Begin Extracted records
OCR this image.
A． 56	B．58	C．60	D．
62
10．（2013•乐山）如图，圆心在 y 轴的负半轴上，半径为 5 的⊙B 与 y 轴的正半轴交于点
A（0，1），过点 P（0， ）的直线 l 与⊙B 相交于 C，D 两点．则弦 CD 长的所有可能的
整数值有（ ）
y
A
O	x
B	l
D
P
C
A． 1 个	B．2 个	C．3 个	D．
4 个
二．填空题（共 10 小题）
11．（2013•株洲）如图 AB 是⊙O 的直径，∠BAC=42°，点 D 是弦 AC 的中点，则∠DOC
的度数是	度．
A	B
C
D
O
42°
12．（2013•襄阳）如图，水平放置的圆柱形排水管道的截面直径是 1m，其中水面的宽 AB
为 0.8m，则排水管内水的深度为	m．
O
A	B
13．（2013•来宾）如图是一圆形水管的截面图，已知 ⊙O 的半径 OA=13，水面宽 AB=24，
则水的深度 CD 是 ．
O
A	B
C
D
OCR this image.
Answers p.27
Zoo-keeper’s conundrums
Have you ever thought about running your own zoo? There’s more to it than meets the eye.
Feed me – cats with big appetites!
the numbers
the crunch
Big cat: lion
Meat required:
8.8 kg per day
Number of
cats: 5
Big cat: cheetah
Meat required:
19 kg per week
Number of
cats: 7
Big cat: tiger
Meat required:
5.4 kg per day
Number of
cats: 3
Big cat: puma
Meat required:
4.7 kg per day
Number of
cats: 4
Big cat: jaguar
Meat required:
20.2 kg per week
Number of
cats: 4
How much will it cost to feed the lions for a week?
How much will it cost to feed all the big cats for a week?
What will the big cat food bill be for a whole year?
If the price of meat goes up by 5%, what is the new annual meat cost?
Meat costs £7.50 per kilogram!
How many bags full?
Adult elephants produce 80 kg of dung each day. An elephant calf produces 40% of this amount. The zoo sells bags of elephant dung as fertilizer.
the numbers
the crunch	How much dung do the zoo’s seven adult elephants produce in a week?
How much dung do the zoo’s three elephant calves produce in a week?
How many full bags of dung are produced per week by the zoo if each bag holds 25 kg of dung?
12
End Extracted records
[Written request] Your task is to reproduce the whole listing exactly.

[Task solution]
OCR this image.
A． 56	B．58	C．60	D．
62
10．（2013•乐山）如图，圆心在 y 轴的负半轴上，半径为 5 的⊙B 与 y 轴的正半轴交于点
A（0，1），过点 P（0， ）的直线 l 与⊙B 相交于 C，D 两点．则弦 CD 长的所有可能的
整数值有（ ）
y
A
O	x
B	l
D
P
C
A． 1 个	B．2 个	C．3 个	D．
4 个
二．填空题（共 10 小题）
11．（2013•株洲）如图 AB 是⊙O 的直径，∠BAC=42°，点 D 是弦 AC 的中点，则∠DOC
的度数是	度．
A	B
C
D
O
42°
12．（2013•襄阳）如图，水平放置的圆柱形排水管道的截面直径是 1m，其中水面的宽 AB
为 0.8m，则排水管内水的深度为	m．
O
A	B
13．（2013•来宾）如图是一圆形水管的截面图，已知 ⊙O 的半径 OA=13，水面宽 AB=24，
则水的深度 CD 是 ．
O
A	B
C
D
OCR this image.
Answers p.27
Zoo-keeper’s conundrums
Have you ever thought about running your own zoo? There’s more to it than meets the eye.
Feed me – cats with big appetites!
the numbers
the crunch
Big cat: lion
Meat required:
8.8 kg per day
Number of
cats: 5
Big cat: cheetah
Meat required:
19 kg per week
Number of
cats: 7
Big cat: tiger
Meat required:
5.4 kg per day
Number of
cats: 3
Big cat: puma
Meat required:
4.7 kg per day
Number of
cats: 4
Big cat: jaguar
Meat required:
20.2 kg per week
Number of
cats: 4
How much will it cost to feed the lions for a week?
How much will it cost to feed all the big cats for a week?
What will the big cat food bill be for a whole year?
If the price of meat goes up by 5%, what is the new annual meat cost?
Meat costs £7.50 per kilogram!
How many bags full?
Adult elephants produce 80 kg of dung each day. An elephant calf produces 40% of this amount. The zoo sells bags of elephant dung as fertilizer.
the numbers
the crunch	How much dung do the zoo’s seven adult elephants produce in a week?
How much dung do the zoo’s three elephant calves produce in a week?
How many full bags of dung are produced per week by the zoo if each bag holds 25 kg of dung?
12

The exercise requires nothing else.